STATED EXERCISE — Swap "bboxes" for "bounding boxes" in the listing from its start through the line containing "x-tick-label: 7500 xyxy=(582,347,615,362)". Reproduce those lines with nothing else changed.

** START DATA RECORDS **

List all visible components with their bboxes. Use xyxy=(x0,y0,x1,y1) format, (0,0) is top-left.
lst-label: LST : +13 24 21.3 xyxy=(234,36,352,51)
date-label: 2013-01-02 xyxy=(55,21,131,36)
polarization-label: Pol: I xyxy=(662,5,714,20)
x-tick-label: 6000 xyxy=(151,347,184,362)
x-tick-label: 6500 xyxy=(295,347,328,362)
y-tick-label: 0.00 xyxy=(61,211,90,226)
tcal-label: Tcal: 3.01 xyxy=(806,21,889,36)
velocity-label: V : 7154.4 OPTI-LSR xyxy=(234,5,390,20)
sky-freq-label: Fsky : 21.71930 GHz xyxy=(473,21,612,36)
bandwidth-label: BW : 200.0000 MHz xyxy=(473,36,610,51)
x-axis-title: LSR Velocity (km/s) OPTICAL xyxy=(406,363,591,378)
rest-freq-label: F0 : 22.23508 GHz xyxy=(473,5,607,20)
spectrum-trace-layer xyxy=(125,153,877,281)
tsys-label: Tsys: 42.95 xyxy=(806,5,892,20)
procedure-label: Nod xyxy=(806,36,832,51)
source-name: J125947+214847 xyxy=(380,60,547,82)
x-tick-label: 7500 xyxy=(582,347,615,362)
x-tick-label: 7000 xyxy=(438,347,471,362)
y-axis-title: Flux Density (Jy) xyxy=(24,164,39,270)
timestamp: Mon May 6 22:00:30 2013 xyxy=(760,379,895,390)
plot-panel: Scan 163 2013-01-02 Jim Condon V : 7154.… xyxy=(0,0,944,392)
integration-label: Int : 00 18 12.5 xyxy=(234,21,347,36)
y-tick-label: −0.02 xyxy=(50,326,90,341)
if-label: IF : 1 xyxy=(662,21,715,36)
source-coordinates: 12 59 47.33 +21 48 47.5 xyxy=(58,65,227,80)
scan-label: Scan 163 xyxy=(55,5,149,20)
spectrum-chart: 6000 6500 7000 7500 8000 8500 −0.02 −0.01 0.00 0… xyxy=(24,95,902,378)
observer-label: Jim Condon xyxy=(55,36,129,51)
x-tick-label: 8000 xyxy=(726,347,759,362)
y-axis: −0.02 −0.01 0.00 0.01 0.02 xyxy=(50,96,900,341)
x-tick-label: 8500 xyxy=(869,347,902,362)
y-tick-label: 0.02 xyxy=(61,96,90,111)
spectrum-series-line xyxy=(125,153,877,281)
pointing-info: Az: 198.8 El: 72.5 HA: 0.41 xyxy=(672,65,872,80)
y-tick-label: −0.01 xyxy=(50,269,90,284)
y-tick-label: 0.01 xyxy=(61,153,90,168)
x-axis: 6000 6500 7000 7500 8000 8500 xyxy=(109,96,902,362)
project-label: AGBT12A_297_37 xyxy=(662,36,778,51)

** END DATA RECORDS **

ANSWER —
List all visible components with their bounding boxes. Use xyxy=(x0,y0,x1,y1) format, (0,0) is top-left.
lst-label: LST : +13 24 21.3 xyxy=(234,36,352,51)
date-label: 2013-01-02 xyxy=(55,21,131,36)
polarization-label: Pol: I xyxy=(662,5,714,20)
x-tick-label: 6000 xyxy=(151,347,184,362)
x-tick-label: 6500 xyxy=(295,347,328,362)
y-tick-label: 0.00 xyxy=(61,211,90,226)
tcal-label: Tcal: 3.01 xyxy=(806,21,889,36)
velocity-label: V : 7154.4 OPTI-LSR xyxy=(234,5,390,20)
sky-freq-label: Fsky : 21.71930 GHz xyxy=(473,21,612,36)
bandwidth-label: BW : 200.0000 MHz xyxy=(473,36,610,51)
x-axis-title: LSR Velocity (km/s) OPTICAL xyxy=(406,363,591,378)
rest-freq-label: F0 : 22.23508 GHz xyxy=(473,5,607,20)
spectrum-trace-layer xyxy=(125,153,877,281)
tsys-label: Tsys: 42.95 xyxy=(806,5,892,20)
procedure-label: Nod xyxy=(806,36,832,51)
source-name: J125947+214847 xyxy=(380,60,547,82)
x-tick-label: 7500 xyxy=(582,347,615,362)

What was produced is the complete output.